Find each line with the string "JSON" and copy it.

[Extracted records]

§ §

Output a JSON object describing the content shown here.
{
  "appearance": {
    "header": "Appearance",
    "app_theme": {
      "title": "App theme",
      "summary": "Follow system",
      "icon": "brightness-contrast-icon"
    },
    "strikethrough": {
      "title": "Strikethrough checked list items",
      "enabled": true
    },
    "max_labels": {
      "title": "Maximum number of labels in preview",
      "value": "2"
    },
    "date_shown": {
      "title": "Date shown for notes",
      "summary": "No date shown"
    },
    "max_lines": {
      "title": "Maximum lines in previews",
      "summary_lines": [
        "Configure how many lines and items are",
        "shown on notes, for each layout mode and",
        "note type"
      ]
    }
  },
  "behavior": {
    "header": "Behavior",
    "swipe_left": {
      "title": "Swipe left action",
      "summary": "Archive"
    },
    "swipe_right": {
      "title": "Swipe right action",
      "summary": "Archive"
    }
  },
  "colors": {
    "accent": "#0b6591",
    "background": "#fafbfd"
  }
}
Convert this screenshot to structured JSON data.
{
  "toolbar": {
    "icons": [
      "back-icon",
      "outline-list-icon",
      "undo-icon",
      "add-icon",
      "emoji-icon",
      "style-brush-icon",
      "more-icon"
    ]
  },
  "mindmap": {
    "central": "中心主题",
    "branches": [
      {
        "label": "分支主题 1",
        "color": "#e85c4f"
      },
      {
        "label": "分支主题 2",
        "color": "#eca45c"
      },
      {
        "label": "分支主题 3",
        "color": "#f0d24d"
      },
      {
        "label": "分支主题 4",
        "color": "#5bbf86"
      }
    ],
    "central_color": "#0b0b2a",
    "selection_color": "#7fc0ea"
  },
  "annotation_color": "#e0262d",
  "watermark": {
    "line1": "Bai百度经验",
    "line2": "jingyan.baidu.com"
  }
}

§ §

* [TASK RESPONSE]
Output a JSON object describing the content shown here.
Convert this screenshot to structured JSON data.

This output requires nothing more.